Listed records start

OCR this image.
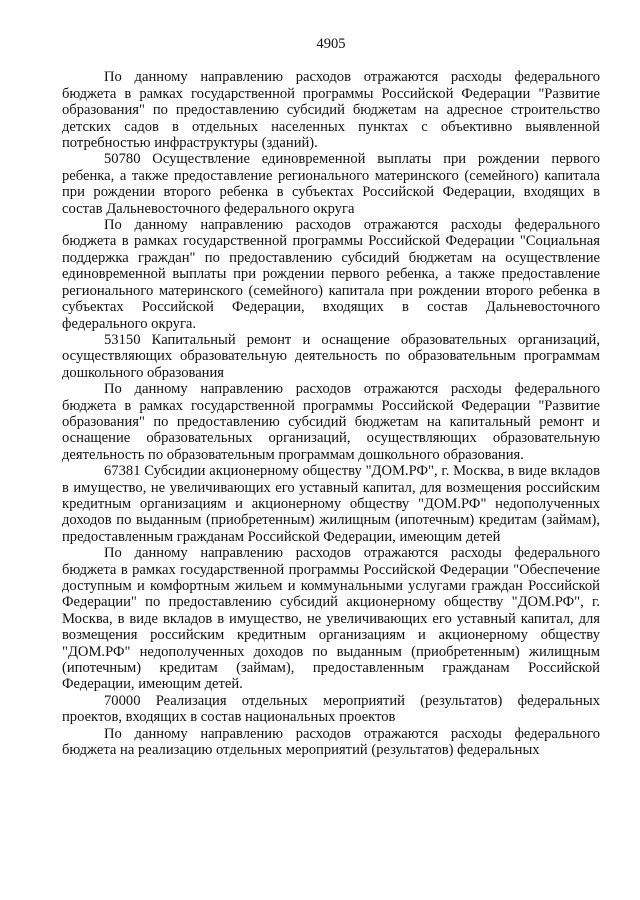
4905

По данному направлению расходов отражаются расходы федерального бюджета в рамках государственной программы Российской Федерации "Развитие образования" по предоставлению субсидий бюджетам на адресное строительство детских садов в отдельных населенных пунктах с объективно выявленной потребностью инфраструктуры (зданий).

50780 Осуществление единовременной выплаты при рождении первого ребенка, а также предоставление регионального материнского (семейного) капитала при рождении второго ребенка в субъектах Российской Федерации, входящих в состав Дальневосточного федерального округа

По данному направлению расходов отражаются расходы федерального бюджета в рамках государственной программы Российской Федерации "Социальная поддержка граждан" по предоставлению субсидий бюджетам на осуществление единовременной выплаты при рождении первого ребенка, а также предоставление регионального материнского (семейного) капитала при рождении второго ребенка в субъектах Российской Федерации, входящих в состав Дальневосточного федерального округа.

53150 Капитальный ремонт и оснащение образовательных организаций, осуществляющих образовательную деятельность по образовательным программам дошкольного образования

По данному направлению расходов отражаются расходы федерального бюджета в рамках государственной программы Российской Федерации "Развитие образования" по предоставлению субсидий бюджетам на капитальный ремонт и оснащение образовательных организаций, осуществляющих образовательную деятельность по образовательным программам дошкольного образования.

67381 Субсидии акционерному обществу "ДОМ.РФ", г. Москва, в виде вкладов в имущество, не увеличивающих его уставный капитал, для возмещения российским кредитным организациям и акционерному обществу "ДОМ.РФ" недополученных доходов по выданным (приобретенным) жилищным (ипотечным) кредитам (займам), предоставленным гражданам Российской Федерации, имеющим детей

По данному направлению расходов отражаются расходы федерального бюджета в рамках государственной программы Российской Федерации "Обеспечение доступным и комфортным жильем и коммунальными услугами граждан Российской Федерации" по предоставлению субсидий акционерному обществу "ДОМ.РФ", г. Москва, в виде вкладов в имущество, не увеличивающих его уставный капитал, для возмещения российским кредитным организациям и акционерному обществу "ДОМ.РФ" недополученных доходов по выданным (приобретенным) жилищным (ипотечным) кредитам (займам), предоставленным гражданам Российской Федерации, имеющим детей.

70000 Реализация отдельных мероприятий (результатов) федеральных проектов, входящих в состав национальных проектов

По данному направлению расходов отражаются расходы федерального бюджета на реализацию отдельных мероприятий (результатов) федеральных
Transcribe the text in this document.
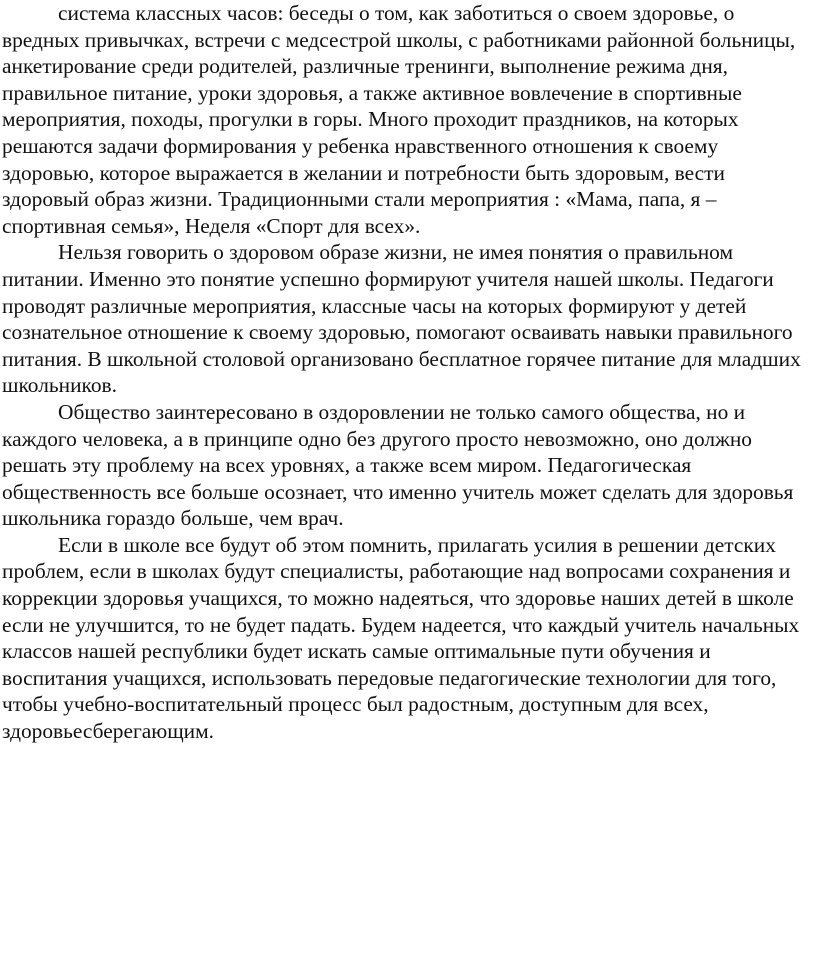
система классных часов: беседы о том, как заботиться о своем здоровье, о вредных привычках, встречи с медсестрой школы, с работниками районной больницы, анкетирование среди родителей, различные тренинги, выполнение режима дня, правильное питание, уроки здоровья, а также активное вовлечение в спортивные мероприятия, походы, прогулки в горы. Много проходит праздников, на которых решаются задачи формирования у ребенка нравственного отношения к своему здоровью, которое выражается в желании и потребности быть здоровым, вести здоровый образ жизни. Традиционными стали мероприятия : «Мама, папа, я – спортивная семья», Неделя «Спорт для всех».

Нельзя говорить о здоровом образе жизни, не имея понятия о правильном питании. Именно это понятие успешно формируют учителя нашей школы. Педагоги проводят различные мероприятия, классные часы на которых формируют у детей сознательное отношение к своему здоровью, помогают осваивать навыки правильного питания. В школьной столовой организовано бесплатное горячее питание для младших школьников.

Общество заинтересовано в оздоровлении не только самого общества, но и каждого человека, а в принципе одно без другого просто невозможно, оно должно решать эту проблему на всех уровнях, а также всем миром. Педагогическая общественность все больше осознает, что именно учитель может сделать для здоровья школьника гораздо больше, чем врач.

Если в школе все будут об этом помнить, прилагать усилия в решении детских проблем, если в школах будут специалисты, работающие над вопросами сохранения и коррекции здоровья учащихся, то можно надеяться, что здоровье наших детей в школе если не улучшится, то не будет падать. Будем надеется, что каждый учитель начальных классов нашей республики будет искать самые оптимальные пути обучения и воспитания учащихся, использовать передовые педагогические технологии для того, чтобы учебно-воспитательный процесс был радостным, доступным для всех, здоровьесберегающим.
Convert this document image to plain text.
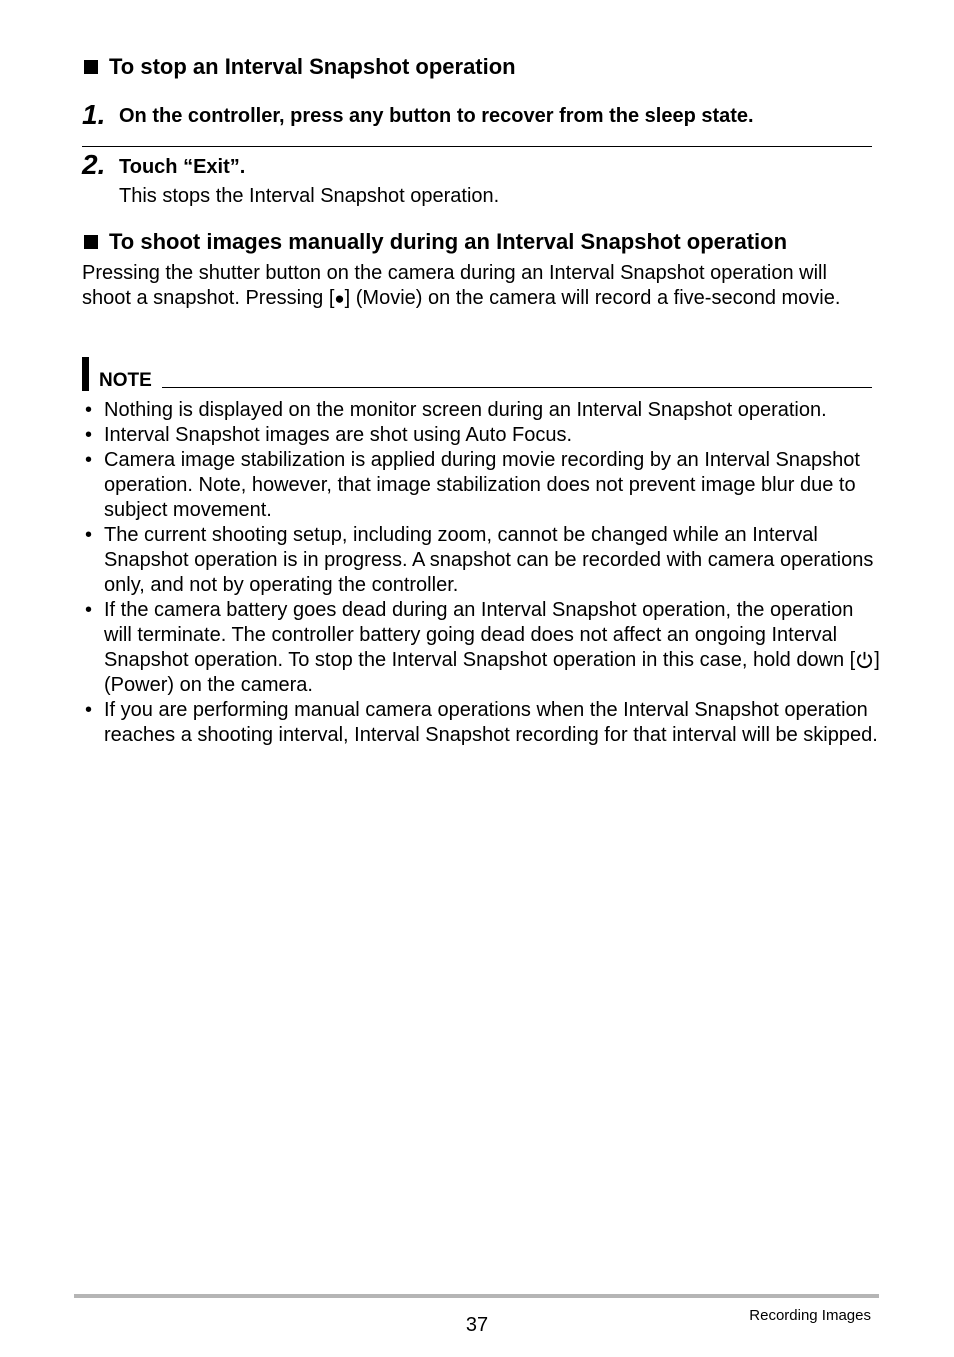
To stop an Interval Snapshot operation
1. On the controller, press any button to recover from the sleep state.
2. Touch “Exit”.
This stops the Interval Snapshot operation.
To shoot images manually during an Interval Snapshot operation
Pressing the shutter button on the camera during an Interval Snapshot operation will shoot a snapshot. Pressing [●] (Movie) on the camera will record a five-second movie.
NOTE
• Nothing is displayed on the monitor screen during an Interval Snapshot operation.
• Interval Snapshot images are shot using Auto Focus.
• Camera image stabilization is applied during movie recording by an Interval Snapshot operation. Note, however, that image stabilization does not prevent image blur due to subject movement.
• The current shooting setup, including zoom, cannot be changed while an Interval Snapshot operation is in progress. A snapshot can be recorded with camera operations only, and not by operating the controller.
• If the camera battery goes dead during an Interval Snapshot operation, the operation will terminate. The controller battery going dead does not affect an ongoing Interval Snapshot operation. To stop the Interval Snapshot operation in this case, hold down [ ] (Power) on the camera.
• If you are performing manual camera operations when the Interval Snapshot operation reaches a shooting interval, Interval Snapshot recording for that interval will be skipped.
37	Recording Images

Listed records end
Listed records start

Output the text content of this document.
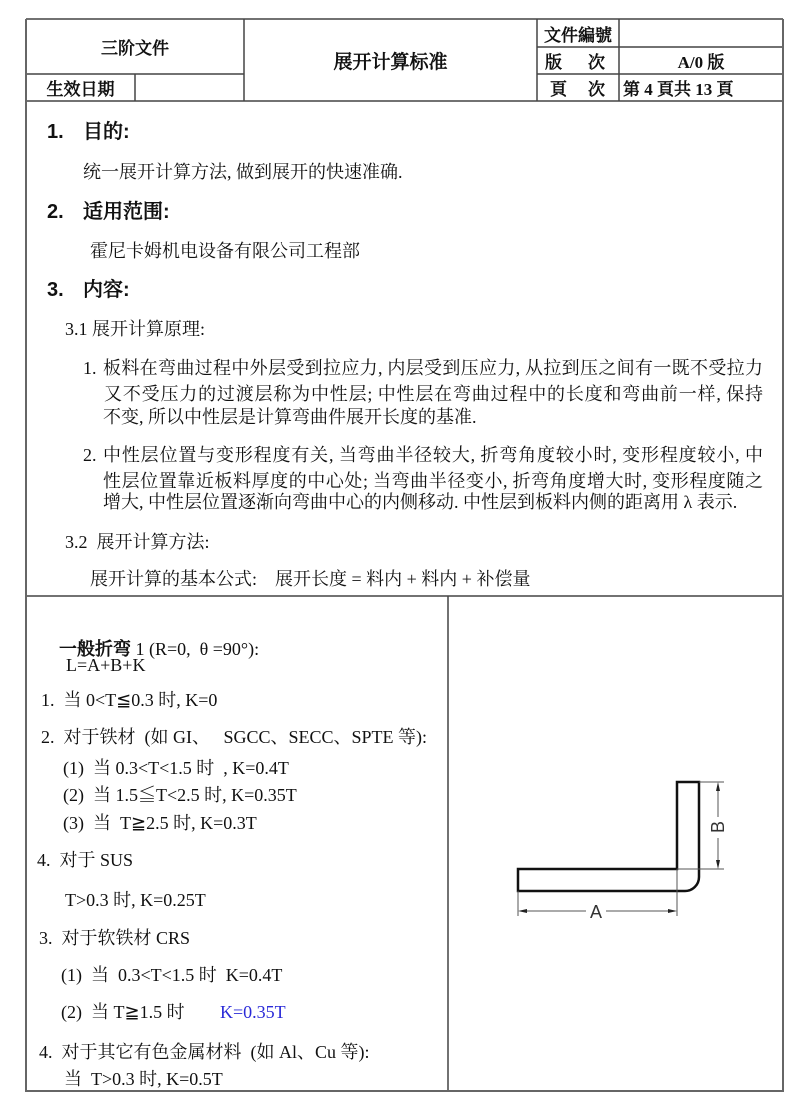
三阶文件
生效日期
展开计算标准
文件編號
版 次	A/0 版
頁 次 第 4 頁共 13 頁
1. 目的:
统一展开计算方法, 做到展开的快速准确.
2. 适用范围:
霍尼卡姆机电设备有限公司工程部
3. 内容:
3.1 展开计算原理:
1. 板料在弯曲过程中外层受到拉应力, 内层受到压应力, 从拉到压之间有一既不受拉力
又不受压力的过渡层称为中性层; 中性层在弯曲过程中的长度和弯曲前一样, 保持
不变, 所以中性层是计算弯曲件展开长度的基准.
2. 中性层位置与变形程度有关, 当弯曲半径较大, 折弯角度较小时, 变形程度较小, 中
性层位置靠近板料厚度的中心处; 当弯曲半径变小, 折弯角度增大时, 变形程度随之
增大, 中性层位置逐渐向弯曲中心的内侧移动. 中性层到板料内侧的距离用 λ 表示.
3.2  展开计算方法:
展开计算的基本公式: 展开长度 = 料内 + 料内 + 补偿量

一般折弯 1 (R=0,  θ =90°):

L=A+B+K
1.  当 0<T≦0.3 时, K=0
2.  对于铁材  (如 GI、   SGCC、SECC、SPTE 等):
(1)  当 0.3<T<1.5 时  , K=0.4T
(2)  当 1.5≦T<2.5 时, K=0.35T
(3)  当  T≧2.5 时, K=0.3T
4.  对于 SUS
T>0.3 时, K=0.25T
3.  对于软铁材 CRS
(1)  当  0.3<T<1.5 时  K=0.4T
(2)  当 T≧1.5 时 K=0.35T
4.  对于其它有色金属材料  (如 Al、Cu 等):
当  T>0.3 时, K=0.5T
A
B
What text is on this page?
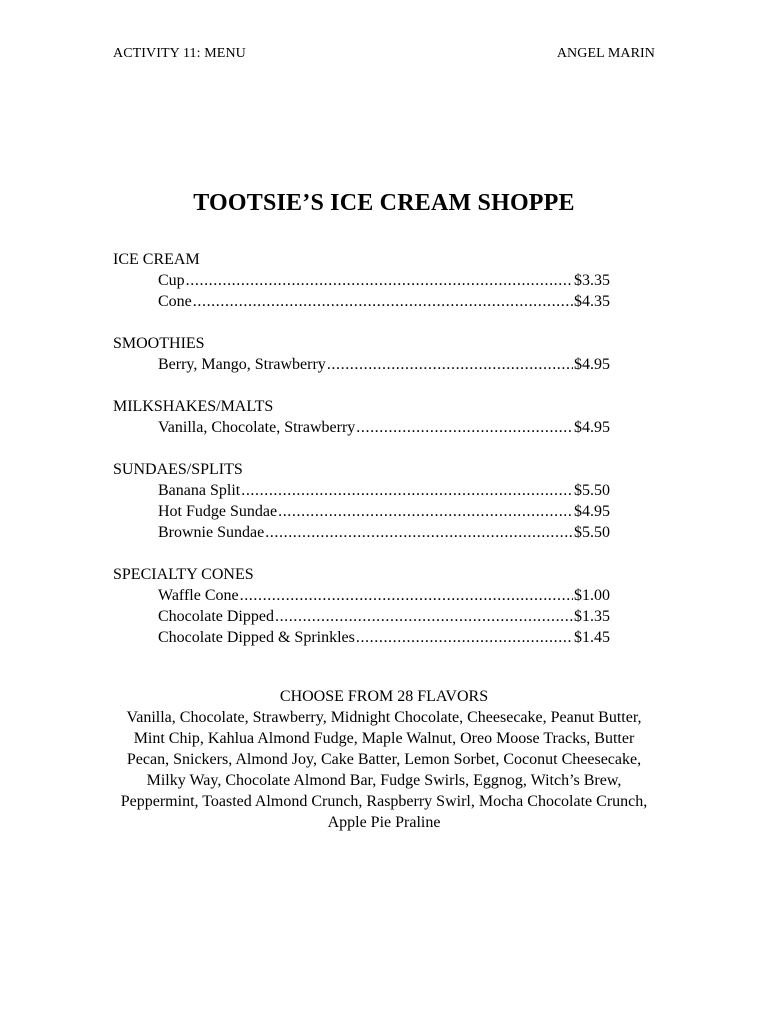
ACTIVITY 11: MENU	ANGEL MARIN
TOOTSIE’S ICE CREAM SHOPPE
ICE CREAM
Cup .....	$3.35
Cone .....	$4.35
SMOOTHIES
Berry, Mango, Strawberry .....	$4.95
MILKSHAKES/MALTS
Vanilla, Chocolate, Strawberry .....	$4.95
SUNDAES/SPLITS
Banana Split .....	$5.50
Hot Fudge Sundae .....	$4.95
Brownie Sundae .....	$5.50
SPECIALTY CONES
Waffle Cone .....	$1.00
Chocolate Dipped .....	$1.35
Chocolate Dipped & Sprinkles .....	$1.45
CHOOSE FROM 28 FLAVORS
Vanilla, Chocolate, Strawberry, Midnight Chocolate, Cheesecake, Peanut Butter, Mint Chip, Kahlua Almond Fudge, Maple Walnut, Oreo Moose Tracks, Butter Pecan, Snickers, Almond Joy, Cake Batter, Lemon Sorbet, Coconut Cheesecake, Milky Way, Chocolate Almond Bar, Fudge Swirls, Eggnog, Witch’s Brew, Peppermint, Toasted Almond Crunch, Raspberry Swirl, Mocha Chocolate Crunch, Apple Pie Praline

Listed records end
Listed records start

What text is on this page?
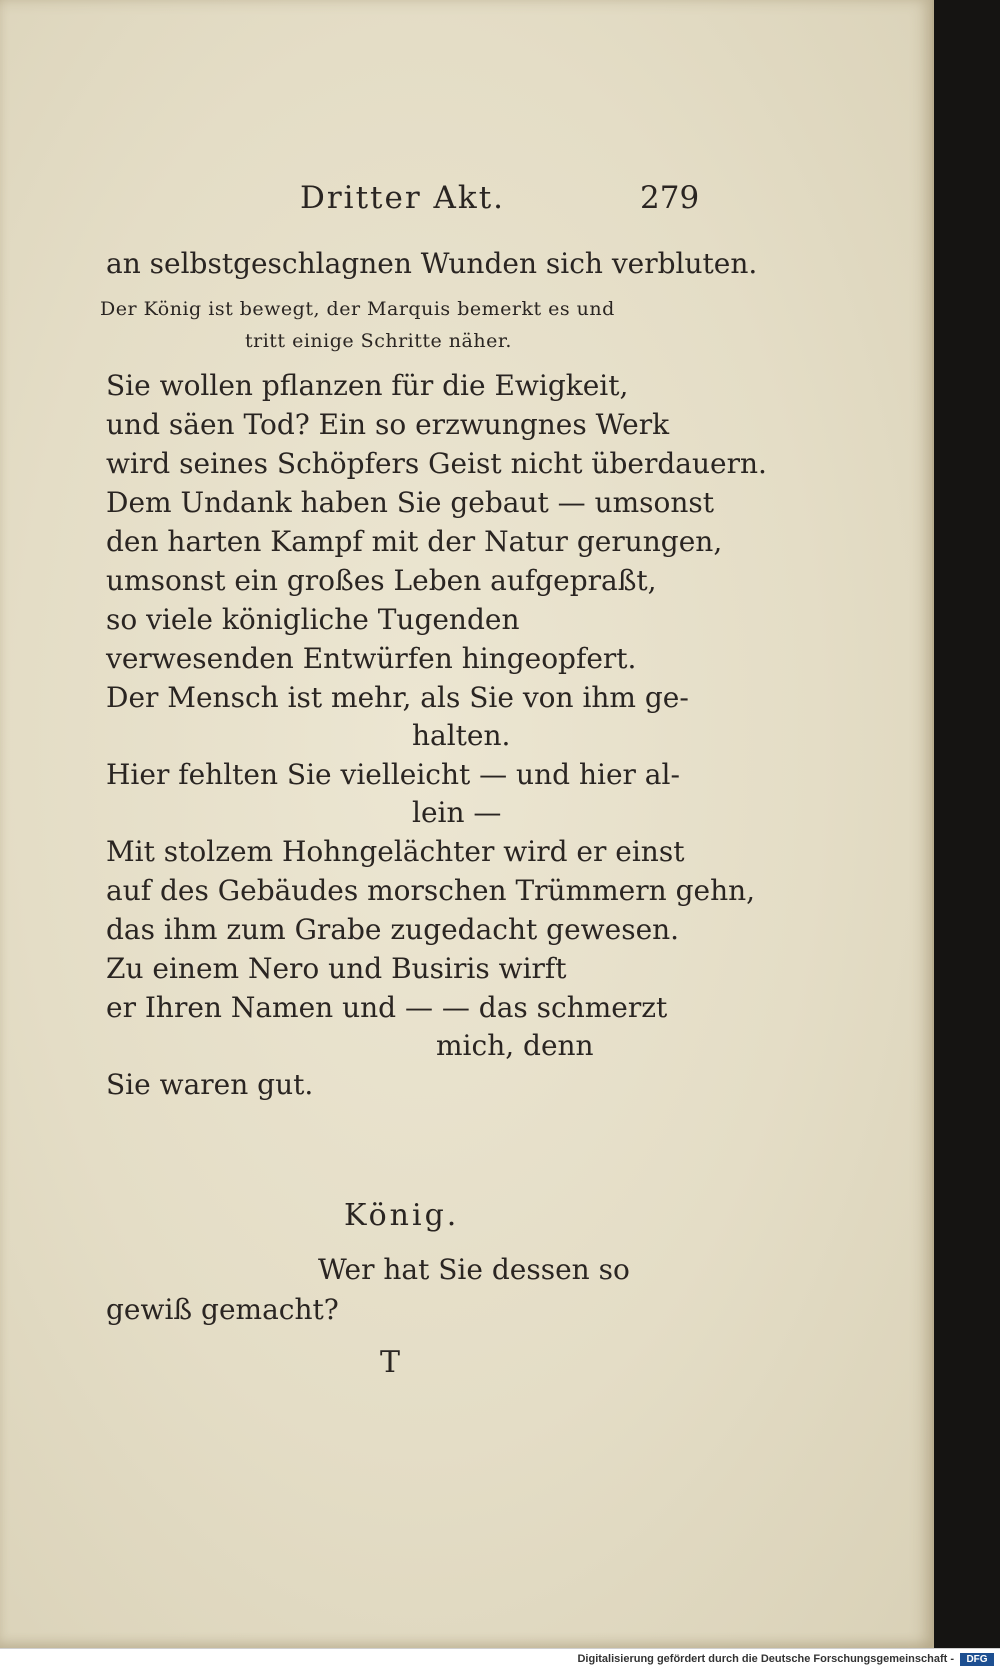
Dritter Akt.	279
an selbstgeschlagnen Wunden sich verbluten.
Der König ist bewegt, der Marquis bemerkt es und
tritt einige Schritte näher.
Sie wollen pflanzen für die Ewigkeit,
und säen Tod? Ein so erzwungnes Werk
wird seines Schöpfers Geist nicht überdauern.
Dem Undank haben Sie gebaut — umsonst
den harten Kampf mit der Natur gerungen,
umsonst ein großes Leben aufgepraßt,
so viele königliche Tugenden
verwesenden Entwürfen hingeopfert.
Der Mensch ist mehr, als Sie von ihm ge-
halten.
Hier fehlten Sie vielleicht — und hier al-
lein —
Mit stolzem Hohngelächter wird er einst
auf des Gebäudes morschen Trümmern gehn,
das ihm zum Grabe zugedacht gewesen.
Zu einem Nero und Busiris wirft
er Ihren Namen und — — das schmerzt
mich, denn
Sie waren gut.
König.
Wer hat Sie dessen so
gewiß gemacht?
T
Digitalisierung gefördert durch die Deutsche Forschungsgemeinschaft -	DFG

Listed records end

#### Work to be completed
Extract from the data every line where "капитала" shows up.

#### Solved problem
50780 Осуществление единовременной выплаты при рождении первого ребенка, а также предоставление регионального материнского (семейного) капитала при рождении второго ребенка в субъектах Российской Федерации, входящих в состав Дальневосточного федерального округа
По данному направлению расходов отражаются расходы федерального бюджета в рамках государственной программы Российской Федерации "Социальная поддержка граждан" по предоставлению субсидий бюджетам на осуществление единовременной выплаты при рождении первого ребенка, а также предоставление регионального материнского (семейного) капитала при рождении второго ребенка в субъектах Российской Федерации, входящих в состав Дальневосточного федерального округа.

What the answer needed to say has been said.